◆ **DIRECTIONS**
Pick out every line that holds the string "with" and copy it.

-------- RECORDS TO PROCESS --------

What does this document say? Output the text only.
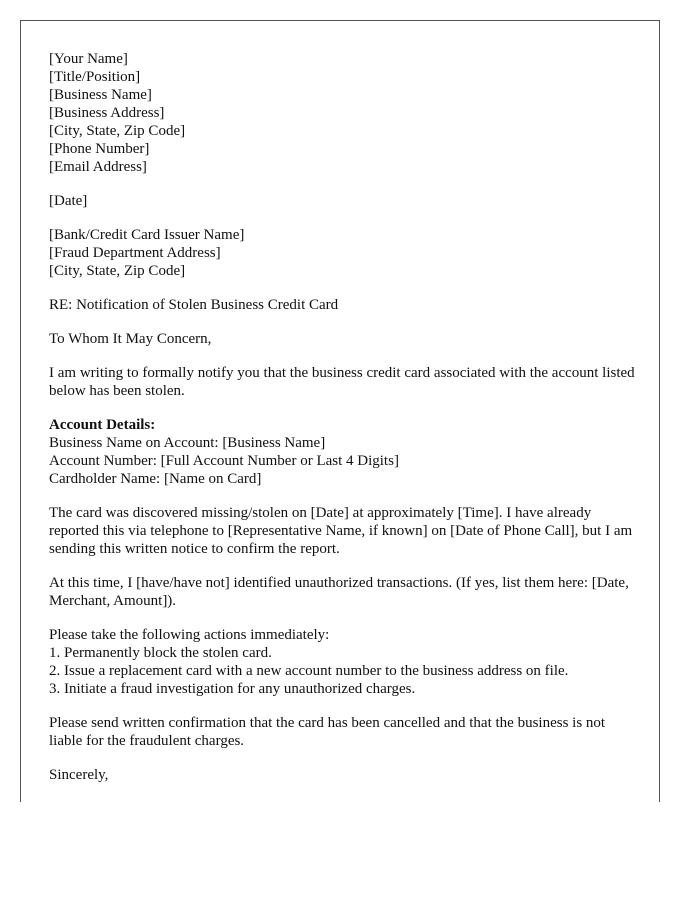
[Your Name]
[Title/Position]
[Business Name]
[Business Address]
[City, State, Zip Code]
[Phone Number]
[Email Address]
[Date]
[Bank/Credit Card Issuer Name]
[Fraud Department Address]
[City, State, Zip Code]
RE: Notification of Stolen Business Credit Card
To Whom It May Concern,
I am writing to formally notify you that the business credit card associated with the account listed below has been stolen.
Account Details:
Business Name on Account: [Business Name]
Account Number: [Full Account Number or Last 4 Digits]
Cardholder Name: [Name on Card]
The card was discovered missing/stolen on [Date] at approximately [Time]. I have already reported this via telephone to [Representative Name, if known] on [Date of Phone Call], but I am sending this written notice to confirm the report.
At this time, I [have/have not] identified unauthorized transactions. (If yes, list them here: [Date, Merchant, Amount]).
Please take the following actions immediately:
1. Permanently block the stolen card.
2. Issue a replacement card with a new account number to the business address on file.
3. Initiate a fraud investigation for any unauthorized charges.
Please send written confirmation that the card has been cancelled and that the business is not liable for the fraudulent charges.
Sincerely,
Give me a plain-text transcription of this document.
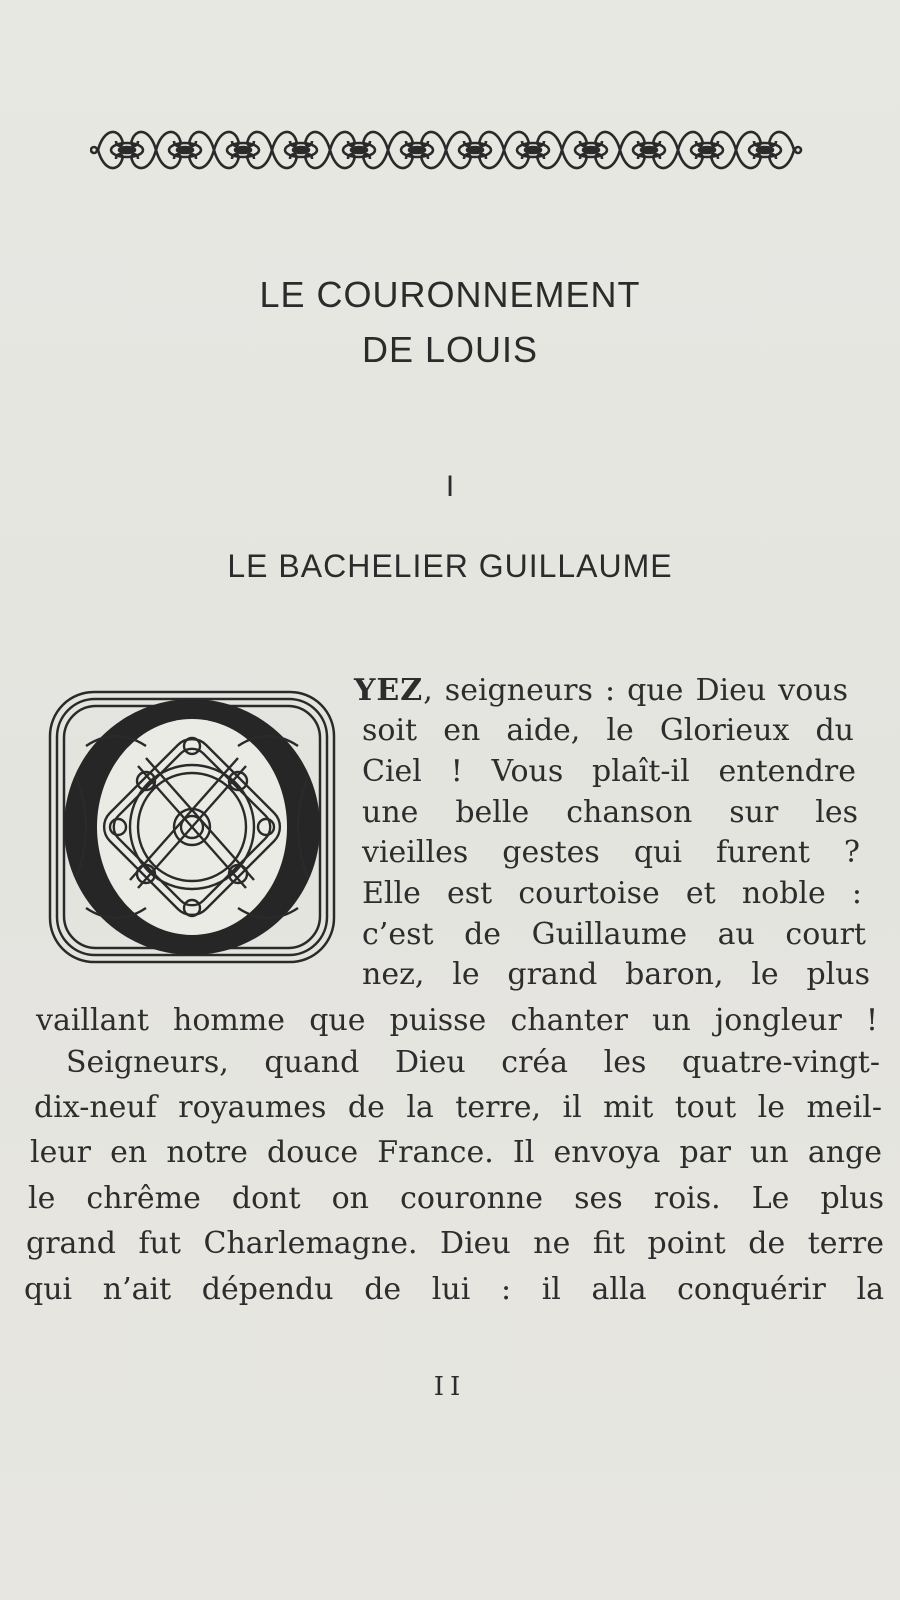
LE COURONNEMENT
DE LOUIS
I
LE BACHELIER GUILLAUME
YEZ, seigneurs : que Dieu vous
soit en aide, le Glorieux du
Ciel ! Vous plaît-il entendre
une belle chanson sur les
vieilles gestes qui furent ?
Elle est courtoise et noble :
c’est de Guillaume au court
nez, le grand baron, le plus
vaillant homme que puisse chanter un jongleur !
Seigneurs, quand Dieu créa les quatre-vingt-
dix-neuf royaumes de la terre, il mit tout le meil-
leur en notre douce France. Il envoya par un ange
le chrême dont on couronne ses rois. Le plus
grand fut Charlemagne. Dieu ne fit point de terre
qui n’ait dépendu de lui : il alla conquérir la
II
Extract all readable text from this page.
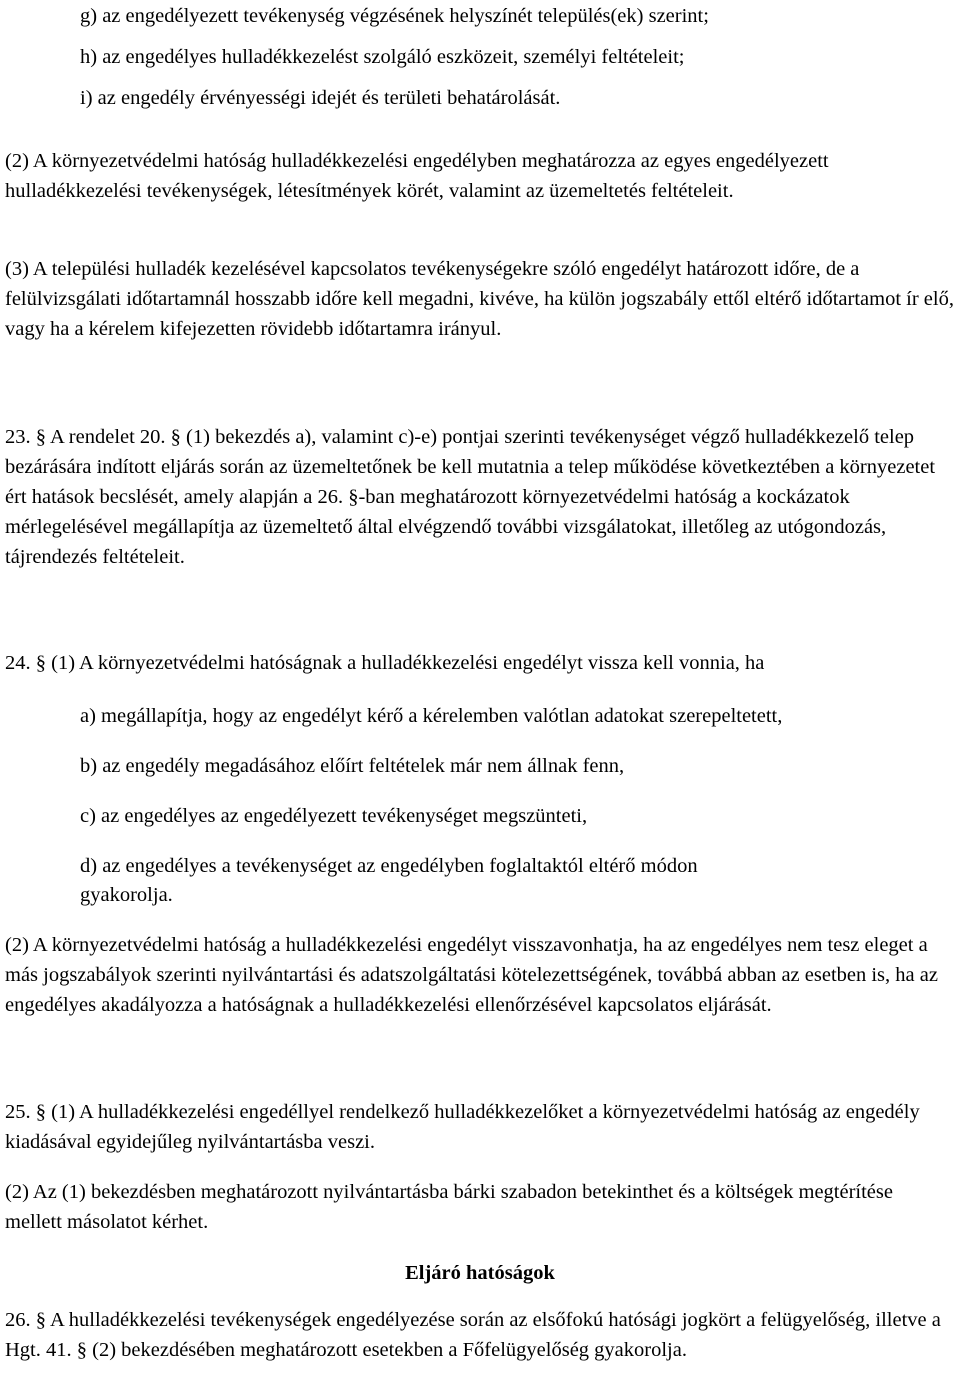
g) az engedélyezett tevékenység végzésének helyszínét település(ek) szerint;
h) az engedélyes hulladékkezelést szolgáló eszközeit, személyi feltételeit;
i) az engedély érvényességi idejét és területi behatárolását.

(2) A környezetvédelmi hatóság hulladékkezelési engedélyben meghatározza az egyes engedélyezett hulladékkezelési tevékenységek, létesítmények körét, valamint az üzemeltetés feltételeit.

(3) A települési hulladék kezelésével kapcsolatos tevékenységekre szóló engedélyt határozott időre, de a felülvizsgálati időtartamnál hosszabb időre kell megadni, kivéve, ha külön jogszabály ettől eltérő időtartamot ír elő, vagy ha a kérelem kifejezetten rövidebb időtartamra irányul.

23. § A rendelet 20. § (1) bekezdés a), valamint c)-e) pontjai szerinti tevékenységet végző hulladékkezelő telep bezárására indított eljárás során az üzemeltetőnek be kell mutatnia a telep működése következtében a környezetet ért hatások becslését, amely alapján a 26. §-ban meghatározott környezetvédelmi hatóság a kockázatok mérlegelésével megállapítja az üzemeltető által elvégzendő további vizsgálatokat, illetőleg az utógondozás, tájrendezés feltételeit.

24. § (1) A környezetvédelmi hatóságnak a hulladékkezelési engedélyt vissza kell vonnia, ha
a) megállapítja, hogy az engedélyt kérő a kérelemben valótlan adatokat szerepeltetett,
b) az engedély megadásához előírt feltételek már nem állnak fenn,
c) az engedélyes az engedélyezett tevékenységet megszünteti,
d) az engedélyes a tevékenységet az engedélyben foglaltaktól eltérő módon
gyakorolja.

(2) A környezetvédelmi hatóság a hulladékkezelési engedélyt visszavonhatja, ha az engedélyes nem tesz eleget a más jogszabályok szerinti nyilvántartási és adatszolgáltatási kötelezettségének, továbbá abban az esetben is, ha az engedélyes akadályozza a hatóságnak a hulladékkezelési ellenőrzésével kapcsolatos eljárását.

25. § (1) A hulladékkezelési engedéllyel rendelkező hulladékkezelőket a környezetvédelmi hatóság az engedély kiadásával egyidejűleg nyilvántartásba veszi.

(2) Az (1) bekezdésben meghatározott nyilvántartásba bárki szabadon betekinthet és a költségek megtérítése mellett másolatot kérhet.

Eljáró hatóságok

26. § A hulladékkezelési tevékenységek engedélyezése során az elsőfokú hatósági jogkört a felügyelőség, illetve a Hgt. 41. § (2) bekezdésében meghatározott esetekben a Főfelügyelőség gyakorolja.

--------

◆ **THE REPLY**
I am writing to formally notify you that the business credit card associated with the account listed below has been stolen.
2. Issue a replacement card with a new account number to the business address on file.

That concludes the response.